Read the records below. Copy each line where the string "JSON" occurs.

------------------------------------

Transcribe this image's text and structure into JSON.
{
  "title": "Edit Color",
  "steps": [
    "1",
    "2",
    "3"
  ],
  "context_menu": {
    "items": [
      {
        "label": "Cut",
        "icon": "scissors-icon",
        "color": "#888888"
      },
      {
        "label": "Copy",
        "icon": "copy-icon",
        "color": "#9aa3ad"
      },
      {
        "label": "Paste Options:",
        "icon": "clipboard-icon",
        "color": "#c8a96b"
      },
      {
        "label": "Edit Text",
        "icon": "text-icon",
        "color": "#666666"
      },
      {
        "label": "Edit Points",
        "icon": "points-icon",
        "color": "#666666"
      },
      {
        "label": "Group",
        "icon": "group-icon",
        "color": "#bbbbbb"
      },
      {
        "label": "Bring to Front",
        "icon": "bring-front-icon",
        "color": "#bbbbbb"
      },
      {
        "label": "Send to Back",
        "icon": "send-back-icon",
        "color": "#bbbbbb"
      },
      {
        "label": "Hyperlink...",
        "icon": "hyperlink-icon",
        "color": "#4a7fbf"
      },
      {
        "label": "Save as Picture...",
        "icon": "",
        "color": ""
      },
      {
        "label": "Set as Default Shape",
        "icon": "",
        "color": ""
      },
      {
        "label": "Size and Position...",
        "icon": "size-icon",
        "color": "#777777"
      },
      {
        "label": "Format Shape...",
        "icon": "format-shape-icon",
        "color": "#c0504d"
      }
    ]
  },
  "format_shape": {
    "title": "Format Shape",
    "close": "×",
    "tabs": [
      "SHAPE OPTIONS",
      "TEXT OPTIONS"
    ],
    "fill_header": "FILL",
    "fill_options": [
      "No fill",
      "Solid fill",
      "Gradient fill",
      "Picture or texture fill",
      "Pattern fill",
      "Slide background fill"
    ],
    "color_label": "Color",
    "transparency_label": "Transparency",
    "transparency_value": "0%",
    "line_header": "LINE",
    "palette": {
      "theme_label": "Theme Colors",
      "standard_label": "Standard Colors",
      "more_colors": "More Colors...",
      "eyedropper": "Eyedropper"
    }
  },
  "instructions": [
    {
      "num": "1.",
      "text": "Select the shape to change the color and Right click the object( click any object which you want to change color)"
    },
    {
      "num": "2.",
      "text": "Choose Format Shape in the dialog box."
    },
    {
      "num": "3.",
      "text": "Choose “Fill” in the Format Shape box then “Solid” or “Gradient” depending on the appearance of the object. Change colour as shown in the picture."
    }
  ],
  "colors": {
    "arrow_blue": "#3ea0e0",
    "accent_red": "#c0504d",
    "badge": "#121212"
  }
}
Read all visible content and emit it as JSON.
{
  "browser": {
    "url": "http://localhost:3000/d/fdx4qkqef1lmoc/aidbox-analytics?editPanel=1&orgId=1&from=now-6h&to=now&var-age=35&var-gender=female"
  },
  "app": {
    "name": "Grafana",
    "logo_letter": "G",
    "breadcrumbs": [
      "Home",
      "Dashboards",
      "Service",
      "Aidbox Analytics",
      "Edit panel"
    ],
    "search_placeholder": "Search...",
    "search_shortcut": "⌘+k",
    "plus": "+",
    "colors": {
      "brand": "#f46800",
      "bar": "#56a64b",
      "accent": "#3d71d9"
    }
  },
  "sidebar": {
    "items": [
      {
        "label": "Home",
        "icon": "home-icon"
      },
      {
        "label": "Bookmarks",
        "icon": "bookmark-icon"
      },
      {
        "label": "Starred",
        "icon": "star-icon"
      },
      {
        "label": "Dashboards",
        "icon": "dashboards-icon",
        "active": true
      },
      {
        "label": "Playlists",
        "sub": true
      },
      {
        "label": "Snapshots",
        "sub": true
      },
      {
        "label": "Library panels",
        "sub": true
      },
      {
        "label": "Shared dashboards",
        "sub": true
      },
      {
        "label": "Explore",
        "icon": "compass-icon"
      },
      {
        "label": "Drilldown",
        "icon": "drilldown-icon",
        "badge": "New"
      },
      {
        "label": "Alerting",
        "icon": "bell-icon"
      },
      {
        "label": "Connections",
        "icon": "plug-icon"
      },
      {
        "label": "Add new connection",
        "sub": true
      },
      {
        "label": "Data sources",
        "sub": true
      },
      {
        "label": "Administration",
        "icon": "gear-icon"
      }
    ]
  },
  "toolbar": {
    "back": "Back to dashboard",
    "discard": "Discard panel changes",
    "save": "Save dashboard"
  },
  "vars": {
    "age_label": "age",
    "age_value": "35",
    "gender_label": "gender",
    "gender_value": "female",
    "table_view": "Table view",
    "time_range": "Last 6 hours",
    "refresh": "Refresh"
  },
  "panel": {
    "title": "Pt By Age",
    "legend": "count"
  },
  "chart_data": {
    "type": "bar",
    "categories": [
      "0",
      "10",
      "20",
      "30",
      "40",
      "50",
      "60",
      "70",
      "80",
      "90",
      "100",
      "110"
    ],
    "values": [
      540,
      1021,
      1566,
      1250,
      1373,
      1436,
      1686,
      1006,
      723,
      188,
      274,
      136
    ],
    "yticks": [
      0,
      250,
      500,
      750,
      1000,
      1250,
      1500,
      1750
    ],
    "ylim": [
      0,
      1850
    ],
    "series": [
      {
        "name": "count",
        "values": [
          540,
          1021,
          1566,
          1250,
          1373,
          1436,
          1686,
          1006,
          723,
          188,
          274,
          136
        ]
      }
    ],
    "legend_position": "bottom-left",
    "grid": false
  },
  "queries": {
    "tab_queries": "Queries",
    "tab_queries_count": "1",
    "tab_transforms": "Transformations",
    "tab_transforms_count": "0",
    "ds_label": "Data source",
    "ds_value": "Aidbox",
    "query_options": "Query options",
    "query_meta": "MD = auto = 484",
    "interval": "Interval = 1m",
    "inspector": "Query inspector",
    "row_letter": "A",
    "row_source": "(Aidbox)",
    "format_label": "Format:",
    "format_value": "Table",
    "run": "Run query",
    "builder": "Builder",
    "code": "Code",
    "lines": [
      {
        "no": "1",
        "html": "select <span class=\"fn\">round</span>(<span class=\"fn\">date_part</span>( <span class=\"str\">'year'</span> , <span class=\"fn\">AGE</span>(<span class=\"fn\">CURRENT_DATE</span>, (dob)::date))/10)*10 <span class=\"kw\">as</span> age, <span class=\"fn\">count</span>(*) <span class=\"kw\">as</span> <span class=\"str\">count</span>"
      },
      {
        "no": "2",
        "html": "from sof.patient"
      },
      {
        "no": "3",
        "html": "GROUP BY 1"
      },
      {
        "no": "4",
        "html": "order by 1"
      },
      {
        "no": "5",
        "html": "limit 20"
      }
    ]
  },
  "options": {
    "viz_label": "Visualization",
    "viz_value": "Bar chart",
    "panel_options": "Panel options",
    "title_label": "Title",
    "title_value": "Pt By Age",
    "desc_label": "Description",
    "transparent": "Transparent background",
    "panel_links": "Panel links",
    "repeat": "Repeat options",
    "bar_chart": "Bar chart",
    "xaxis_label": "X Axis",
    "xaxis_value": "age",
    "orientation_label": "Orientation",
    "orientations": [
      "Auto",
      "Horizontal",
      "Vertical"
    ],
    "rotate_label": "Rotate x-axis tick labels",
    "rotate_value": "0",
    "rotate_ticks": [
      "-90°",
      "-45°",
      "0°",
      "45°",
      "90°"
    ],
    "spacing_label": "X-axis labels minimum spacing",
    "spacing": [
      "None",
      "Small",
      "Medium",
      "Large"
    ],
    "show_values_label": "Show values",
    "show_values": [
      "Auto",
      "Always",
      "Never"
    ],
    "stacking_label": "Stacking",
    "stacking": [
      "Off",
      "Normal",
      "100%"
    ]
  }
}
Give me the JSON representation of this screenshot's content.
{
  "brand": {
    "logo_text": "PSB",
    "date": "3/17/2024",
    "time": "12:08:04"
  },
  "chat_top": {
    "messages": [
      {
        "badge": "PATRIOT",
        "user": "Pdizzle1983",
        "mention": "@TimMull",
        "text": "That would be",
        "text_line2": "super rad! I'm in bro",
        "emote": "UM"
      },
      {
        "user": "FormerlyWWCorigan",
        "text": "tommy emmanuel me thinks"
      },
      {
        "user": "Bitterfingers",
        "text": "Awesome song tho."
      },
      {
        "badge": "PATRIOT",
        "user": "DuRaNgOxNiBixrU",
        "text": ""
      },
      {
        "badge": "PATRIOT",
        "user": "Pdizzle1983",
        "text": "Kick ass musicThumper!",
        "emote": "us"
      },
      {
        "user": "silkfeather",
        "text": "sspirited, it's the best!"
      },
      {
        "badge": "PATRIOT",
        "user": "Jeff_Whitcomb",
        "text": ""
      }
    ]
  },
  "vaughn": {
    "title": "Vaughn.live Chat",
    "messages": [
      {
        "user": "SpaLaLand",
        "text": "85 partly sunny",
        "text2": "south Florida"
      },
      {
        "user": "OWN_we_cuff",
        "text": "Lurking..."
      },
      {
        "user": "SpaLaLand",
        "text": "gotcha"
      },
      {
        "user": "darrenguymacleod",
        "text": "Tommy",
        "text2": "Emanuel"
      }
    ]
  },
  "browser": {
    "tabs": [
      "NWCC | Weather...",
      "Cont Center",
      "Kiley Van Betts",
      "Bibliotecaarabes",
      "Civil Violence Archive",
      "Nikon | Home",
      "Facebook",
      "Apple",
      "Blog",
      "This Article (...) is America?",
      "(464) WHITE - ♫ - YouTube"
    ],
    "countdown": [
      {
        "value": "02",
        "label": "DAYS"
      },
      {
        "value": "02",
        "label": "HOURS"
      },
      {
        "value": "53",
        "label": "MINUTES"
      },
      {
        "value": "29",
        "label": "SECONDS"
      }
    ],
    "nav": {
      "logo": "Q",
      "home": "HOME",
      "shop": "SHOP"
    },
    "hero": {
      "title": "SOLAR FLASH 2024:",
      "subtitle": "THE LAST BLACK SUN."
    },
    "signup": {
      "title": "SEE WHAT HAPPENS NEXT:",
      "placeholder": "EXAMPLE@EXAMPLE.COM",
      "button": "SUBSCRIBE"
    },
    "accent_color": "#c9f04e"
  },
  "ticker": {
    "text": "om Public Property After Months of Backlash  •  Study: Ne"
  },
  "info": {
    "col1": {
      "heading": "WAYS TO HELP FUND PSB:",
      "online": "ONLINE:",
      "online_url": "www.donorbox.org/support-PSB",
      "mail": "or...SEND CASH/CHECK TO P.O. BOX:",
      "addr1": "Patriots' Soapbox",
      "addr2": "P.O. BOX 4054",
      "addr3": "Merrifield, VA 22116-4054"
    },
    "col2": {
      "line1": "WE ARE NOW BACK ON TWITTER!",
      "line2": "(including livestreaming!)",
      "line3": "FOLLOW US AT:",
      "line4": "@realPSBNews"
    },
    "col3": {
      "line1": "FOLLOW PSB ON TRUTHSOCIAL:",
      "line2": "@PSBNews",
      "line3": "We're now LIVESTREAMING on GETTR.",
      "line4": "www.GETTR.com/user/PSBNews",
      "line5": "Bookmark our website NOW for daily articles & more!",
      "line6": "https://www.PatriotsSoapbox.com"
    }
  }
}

------------------------------------

* **Output**
Transcribe this image's text and structure into JSON.
Read all visible content and emit it as JSON.
Give me the JSON representation of this screenshot's content.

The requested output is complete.